THE PROBLEM: For the copy, please give all of the data again exactly and leave the pictures out.

[Dataset records]
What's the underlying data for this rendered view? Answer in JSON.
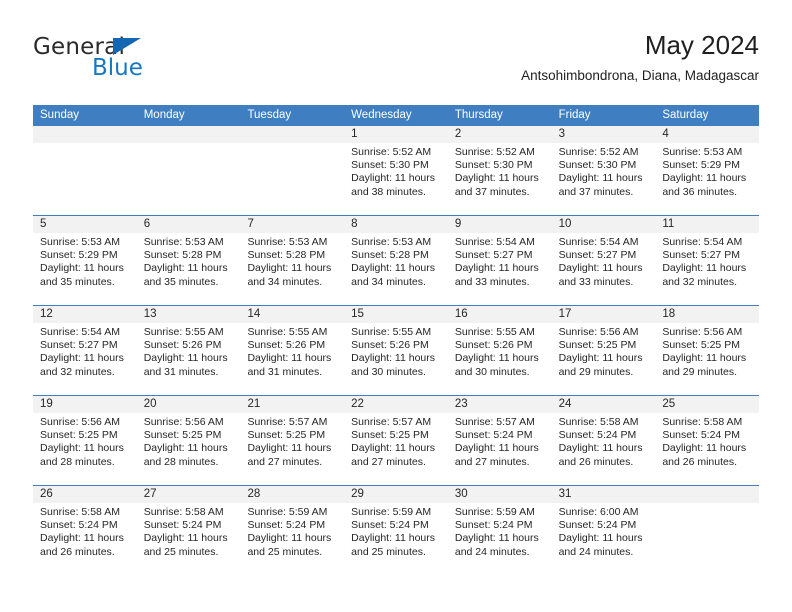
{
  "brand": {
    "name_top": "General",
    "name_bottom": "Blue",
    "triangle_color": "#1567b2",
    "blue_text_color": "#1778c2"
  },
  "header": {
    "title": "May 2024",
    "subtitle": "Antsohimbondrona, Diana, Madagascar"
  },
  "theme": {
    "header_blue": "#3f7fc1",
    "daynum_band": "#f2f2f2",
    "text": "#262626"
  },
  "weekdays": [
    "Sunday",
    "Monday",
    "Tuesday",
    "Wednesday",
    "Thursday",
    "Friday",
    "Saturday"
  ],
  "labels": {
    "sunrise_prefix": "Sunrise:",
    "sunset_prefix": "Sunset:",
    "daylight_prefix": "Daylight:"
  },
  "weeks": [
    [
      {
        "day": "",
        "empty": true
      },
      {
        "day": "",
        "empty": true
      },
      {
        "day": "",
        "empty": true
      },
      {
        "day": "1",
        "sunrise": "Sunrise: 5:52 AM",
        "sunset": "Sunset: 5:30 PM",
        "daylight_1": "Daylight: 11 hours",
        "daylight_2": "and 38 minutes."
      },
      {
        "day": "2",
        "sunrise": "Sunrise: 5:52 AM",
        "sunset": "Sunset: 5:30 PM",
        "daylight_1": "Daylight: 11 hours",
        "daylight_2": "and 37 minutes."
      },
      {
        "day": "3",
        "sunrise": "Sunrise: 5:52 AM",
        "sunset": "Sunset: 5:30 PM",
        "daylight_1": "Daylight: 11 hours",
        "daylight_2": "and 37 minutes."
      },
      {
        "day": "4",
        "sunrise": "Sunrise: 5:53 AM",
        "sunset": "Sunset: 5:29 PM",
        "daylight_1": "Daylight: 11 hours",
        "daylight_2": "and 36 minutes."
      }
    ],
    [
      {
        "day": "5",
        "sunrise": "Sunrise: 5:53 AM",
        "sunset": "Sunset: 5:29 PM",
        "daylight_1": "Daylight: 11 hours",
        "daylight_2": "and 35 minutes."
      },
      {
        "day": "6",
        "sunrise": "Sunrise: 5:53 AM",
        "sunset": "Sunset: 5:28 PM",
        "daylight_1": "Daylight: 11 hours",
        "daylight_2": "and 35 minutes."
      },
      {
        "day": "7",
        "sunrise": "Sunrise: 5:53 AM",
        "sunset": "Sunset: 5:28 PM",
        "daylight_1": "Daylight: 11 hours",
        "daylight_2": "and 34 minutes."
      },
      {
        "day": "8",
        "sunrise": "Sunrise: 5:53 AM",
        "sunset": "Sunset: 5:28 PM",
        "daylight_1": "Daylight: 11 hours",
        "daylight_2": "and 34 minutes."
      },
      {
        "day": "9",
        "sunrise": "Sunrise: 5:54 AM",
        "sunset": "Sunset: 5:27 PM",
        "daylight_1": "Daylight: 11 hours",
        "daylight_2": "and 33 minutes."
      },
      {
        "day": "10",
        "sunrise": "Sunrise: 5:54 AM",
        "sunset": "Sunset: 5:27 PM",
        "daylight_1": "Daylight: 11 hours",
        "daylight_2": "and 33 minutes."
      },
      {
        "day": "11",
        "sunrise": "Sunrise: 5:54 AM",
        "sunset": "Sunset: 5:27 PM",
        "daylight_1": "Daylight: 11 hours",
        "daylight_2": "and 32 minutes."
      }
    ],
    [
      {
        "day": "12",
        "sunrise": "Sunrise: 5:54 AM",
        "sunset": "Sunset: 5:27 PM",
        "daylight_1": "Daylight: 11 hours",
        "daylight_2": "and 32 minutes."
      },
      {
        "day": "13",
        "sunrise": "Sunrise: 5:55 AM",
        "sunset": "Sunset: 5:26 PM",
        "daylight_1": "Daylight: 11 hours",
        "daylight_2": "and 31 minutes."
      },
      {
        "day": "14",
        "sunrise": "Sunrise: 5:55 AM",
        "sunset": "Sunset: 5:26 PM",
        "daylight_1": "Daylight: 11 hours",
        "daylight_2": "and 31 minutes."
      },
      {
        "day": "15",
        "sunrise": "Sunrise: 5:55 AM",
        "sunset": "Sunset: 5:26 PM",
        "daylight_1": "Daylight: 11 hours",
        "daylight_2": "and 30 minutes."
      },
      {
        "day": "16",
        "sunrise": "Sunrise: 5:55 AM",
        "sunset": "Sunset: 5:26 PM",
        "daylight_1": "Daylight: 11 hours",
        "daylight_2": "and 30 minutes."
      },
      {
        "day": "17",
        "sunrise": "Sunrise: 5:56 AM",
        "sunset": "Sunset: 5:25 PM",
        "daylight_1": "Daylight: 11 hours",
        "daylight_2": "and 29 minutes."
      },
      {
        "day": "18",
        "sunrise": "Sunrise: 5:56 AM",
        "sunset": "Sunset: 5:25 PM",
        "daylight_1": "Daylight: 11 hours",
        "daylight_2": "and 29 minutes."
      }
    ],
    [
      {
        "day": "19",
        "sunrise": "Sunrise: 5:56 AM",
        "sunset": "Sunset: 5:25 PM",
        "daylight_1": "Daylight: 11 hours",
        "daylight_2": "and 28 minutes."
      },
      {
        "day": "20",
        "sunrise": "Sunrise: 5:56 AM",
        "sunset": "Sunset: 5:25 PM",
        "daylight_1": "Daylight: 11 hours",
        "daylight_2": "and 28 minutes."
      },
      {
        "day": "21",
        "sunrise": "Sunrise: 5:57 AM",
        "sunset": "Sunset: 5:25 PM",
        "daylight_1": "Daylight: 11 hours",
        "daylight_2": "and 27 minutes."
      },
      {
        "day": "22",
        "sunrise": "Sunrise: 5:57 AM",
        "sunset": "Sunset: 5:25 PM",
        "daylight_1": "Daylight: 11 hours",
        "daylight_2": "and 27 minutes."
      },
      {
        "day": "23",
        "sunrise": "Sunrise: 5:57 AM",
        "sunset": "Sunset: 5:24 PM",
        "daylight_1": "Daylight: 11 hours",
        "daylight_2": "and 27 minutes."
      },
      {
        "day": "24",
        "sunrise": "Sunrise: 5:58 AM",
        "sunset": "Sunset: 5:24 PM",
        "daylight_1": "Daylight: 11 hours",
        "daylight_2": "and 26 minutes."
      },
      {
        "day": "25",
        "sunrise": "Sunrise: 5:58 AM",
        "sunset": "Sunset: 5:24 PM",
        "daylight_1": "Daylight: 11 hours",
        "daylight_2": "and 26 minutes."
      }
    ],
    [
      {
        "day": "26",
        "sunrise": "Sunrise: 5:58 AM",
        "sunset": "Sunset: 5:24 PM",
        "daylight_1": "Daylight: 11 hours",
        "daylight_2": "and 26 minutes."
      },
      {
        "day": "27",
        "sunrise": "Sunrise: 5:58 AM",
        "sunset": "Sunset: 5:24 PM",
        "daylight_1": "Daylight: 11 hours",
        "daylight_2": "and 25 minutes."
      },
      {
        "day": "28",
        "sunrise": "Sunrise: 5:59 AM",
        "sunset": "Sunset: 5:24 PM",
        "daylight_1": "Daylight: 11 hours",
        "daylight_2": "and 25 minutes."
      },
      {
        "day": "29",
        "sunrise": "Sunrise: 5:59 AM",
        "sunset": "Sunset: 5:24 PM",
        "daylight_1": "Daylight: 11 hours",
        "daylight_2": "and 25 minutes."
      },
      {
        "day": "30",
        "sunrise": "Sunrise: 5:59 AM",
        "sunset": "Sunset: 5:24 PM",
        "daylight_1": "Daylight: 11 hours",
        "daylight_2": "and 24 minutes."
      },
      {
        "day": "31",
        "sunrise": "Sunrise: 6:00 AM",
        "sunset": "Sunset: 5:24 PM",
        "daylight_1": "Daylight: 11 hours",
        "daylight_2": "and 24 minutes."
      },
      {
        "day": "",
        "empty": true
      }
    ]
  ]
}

RESULT BELOW:
What's the underlying data for this rendered view? Answer in JSON.
{
  "brand": {
    "name_top": "General",
    "name_bottom": "Blue",
    "triangle_color": "#1567b2",
    "blue_text_color": "#1778c2"
  },
  "header": {
    "title": "May 2024",
    "subtitle": "Antsohimbondrona, Diana, Madagascar"
  },
  "theme": {
    "header_blue": "#3f7fc1",
    "daynum_band": "#f2f2f2",
    "text": "#262626"
  },
  "weekdays": [
    "Sunday",
    "Monday",
    "Tuesday",
    "Wednesday",
    "Thursday",
    "Friday",
    "Saturday"
  ],
  "labels": {
    "sunrise_prefix": "Sunrise:",
    "sunset_prefix": "Sunset:",
    "daylight_prefix": "Daylight:"
  },
  "weeks": [
    [
      {
        "day": "",
        "empty": true
      },
      {
        "day": "",
        "empty": true
      },
      {
        "day": "",
        "empty": true
      },
      {
        "day": "1",
        "sunrise": "Sunrise: 5:52 AM",
        "sunset": "Sunset: 5:30 PM",
        "daylight_1": "Daylight: 11 hours",
        "daylight_2": "and 38 minutes."
      },
      {
        "day": "2",
        "sunrise": "Sunrise: 5:52 AM",
        "sunset": "Sunset: 5:30 PM",
        "daylight_1": "Daylight: 11 hours",
        "daylight_2": "and 37 minutes."
      },
      {
        "day": "3",
        "sunrise": "Sunrise: 5:52 AM",
        "sunset": "Sunset: 5:30 PM",
        "daylight_1": "Daylight: 11 hours",
        "daylight_2": "and 37 minutes."
      },
      {
        "day": "4",
        "sunrise": "Sunrise: 5:53 AM",
        "sunset": "Sunset: 5:29 PM",
        "daylight_1": "Daylight: 11 hours",
        "daylight_2": "and 36 minutes."
      }
    ],
    [
      {
        "day": "5",
        "sunrise": "Sunrise: 5:53 AM",
        "sunset": "Sunset: 5:29 PM",
        "daylight_1": "Daylight: 11 hours",
        "daylight_2": "and 35 minutes."
      },
      {
        "day": "6",
        "sunrise": "Sunrise: 5:53 AM",
        "sunset": "Sunset: 5:28 PM",
        "daylight_1": "Daylight: 11 hours",
        "daylight_2": "and 35 minutes."
      },
      {
        "day": "7",
        "sunrise": "Sunrise: 5:53 AM",
        "sunset": "Sunset: 5:28 PM",
        "daylight_1": "Daylight: 11 hours",
        "daylight_2": "and 34 minutes."
      },
      {
        "day": "8",
        "sunrise": "Sunrise: 5:53 AM",
        "sunset": "Sunset: 5:28 PM",
        "daylight_1": "Daylight: 11 hours",
        "daylight_2": "and 34 minutes."
      },
      {
        "day": "9",
        "sunrise": "Sunrise: 5:54 AM",
        "sunset": "Sunset: 5:27 PM",
        "daylight_1": "Daylight: 11 hours",
        "daylight_2": "and 33 minutes."
      },
      {
        "day": "10",
        "sunrise": "Sunrise: 5:54 AM",
        "sunset": "Sunset: 5:27 PM",
        "daylight_1": "Daylight: 11 hours",
        "daylight_2": "and 33 minutes."
      },
      {
        "day": "11",
        "sunrise": "Sunrise: 5:54 AM",
        "sunset": "Sunset: 5:27 PM",
        "daylight_1": "Daylight: 11 hours",
        "daylight_2": "and 32 minutes."
      }
    ],
    [
      {
        "day": "12",
        "sunrise": "Sunrise: 5:54 AM",
        "sunset": "Sunset: 5:27 PM",
        "daylight_1": "Daylight: 11 hours",
        "daylight_2": "and 32 minutes."
      },
      {
        "day": "13",
        "sunrise": "Sunrise: 5:55 AM",
        "sunset": "Sunset: 5:26 PM",
        "daylight_1": "Daylight: 11 hours",
        "daylight_2": "and 31 minutes."
      },
      {
        "day": "14",
        "sunrise": "Sunrise: 5:55 AM",
        "sunset": "Sunset: 5:26 PM",
        "daylight_1": "Daylight: 11 hours",
        "daylight_2": "and 31 minutes."
      },
      {
        "day": "15",
        "sunrise": "Sunrise: 5:55 AM",
        "sunset": "Sunset: 5:26 PM",
        "daylight_1": "Daylight: 11 hours",
        "daylight_2": "and 30 minutes."
      },
      {
        "day": "16",
        "sunrise": "Sunrise: 5:55 AM",
        "sunset": "Sunset: 5:26 PM",
        "daylight_1": "Daylight: 11 hours",
        "daylight_2": "and 30 minutes."
      },
      {
        "day": "17",
        "sunrise": "Sunrise: 5:56 AM",
        "sunset": "Sunset: 5:25 PM",
        "daylight_1": "Daylight: 11 hours",
        "daylight_2": "and 29 minutes."
      },
      {
        "day": "18",
        "sunrise": "Sunrise: 5:56 AM",
        "sunset": "Sunset: 5:25 PM",
        "daylight_1": "Daylight: 11 hours",
        "daylight_2": "and 29 minutes."
      }
    ],
    [
      {
        "day": "19",
        "sunrise": "Sunrise: 5:56 AM",
        "sunset": "Sunset: 5:25 PM",
        "daylight_1": "Daylight: 11 hours",
        "daylight_2": "and 28 minutes."
      },
      {
        "day": "20",
        "sunrise": "Sunrise: 5:56 AM",
        "sunset": "Sunset: 5:25 PM",
        "daylight_1": "Daylight: 11 hours",
        "daylight_2": "and 28 minutes."
      },
      {
        "day": "21",
        "sunrise": "Sunrise: 5:57 AM",
        "sunset": "Sunset: 5:25 PM",
        "daylight_1": "Daylight: 11 hours",
        "daylight_2": "and 27 minutes."
      },
      {
        "day": "22",
        "sunrise": "Sunrise: 5:57 AM",
        "sunset": "Sunset: 5:25 PM",
        "daylight_1": "Daylight: 11 hours",
        "daylight_2": "and 27 minutes."
      },
      {
        "day": "23",
        "sunrise": "Sunrise: 5:57 AM",
        "sunset": "Sunset: 5:24 PM",
        "daylight_1": "Daylight: 11 hours",
        "daylight_2": "and 27 minutes."
      },
      {
        "day": "24",
        "sunrise": "Sunrise: 5:58 AM",
        "sunset": "Sunset: 5:24 PM",
        "daylight_1": "Daylight: 11 hours",
        "daylight_2": "and 26 minutes."
      },
      {
        "day": "25",
        "sunrise": "Sunrise: 5:58 AM",
        "sunset": "Sunset: 5:24 PM",
        "daylight_1": "Daylight: 11 hours",
        "daylight_2": "and 26 minutes."
      }
    ],
    [
      {
        "day": "26",
        "sunrise": "Sunrise: 5:58 AM",
        "sunset": "Sunset: 5:24 PM",
        "daylight_1": "Daylight: 11 hours",
        "daylight_2": "and 26 minutes."
      },
      {
        "day": "27",
        "sunrise": "Sunrise: 5:58 AM",
        "sunset": "Sunset: 5:24 PM",
        "daylight_1": "Daylight: 11 hours",
        "daylight_2": "and 25 minutes."
      },
      {
        "day": "28",
        "sunrise": "Sunrise: 5:59 AM",
        "sunset": "Sunset: 5:24 PM",
        "daylight_1": "Daylight: 11 hours",
        "daylight_2": "and 25 minutes."
      },
      {
        "day": "29",
        "sunrise": "Sunrise: 5:59 AM",
        "sunset": "Sunset: 5:24 PM",
        "daylight_1": "Daylight: 11 hours",
        "daylight_2": "and 25 minutes."
      },
      {
        "day": "30",
        "sunrise": "Sunrise: 5:59 AM",
        "sunset": "Sunset: 5:24 PM",
        "daylight_1": "Daylight: 11 hours",
        "daylight_2": "and 24 minutes."
      },
      {
        "day": "31",
        "sunrise": "Sunrise: 6:00 AM",
        "sunset": "Sunset: 5:24 PM",
        "daylight_1": "Daylight: 11 hours",
        "daylight_2": "and 24 minutes."
      },
      {
        "day": "",
        "empty": true
      }
    ]
  ]
}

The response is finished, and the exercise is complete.